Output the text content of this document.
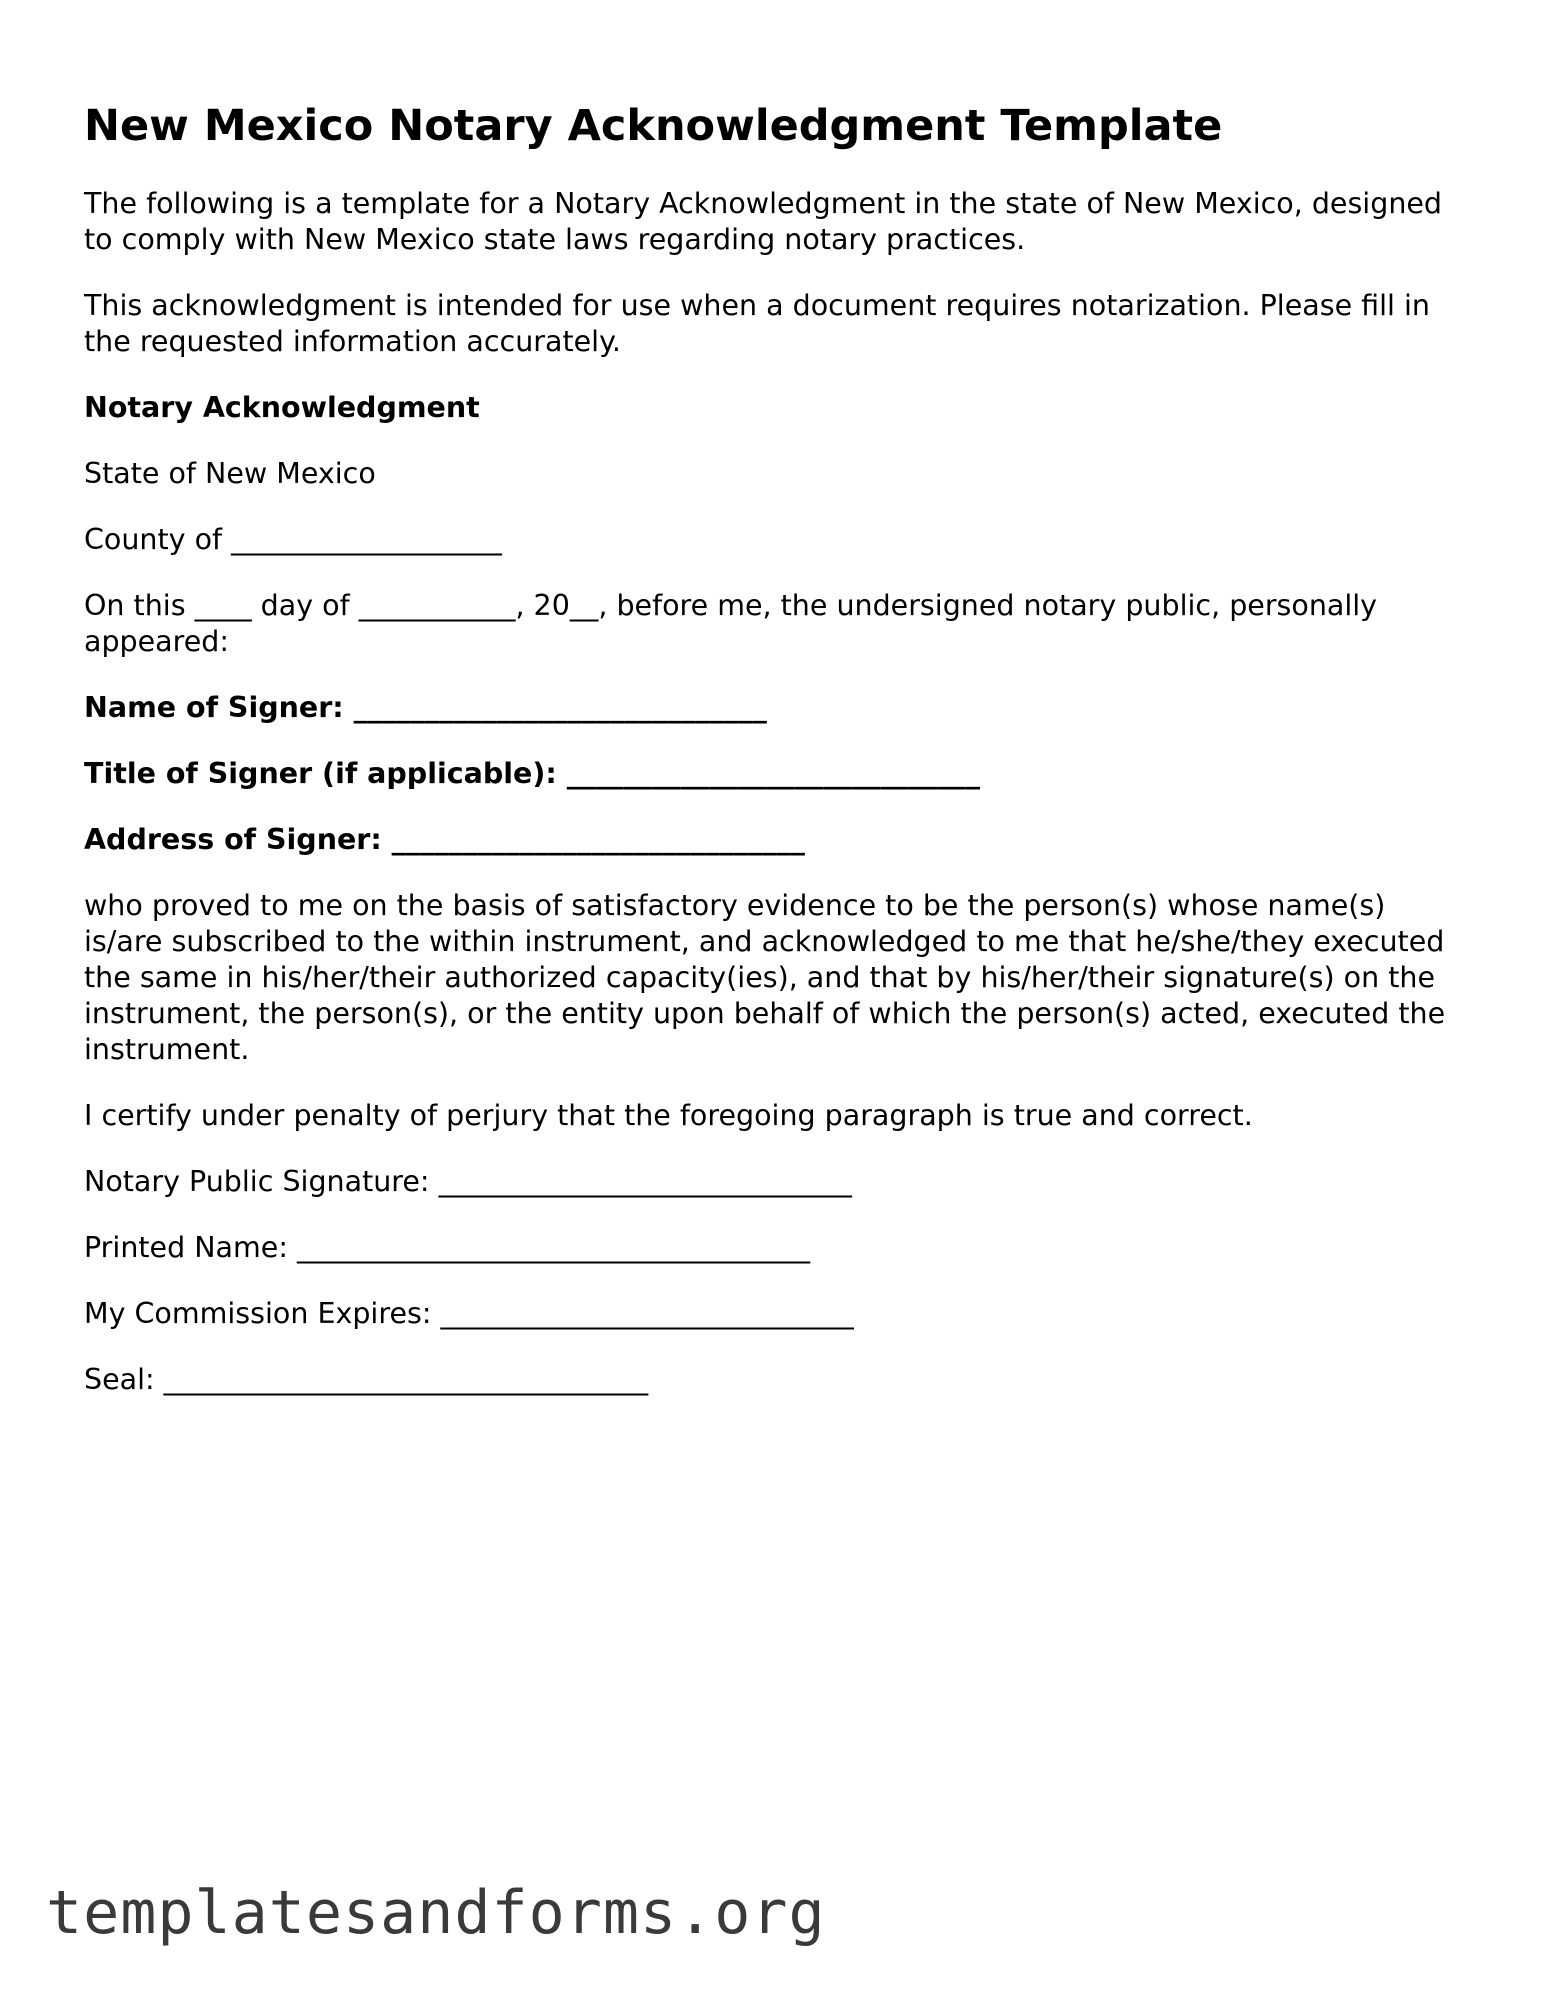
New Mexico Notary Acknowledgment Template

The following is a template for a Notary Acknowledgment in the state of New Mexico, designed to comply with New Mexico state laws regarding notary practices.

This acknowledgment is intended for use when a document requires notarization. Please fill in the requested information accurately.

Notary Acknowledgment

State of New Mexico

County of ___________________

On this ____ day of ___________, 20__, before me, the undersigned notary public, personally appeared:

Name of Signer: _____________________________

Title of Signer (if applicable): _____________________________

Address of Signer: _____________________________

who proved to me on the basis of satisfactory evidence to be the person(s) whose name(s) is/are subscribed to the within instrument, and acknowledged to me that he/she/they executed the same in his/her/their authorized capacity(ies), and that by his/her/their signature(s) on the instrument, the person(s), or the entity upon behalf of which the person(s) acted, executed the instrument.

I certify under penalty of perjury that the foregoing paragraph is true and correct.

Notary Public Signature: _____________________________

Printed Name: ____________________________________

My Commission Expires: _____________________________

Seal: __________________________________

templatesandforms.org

__Prompt__:
Transcribe each entry above exactly, apart from the pictures.

__Exercise response__:
Output the text content of this document.
New Mexico Notary Acknowledgment Template

The following is a template for a Notary Acknowledgment in the state of New Mexico, designed to comply with New Mexico state laws regarding notary practices.

This acknowledgment is intended for use when a document requires notarization. Please fill in the requested information accurately.

Notary Acknowledgment

State of New Mexico

County of ___________________

On this ____ day of ___________, 20__, before me, the undersigned notary public, personally appeared:

Name of Signer: _____________________________

Title of Signer (if applicable): _____________________________

Address of Signer: _____________________________

who proved to me on the basis of satisfactory evidence to be the person(s) whose name(s) is/are subscribed to the within instrument, and acknowledged to me that he/she/they executed the same in his/her/their authorized capacity(ies), and that by his/her/their signature(s) on the instrument, the person(s), or the entity upon behalf of which the person(s) acted, executed the instrument.

I certify under penalty of perjury that the foregoing paragraph is true and correct.

Notary Public Signature: _____________________________

Printed Name: ____________________________________

My Commission Expires: _____________________________

Seal: __________________________________

templatesandforms.org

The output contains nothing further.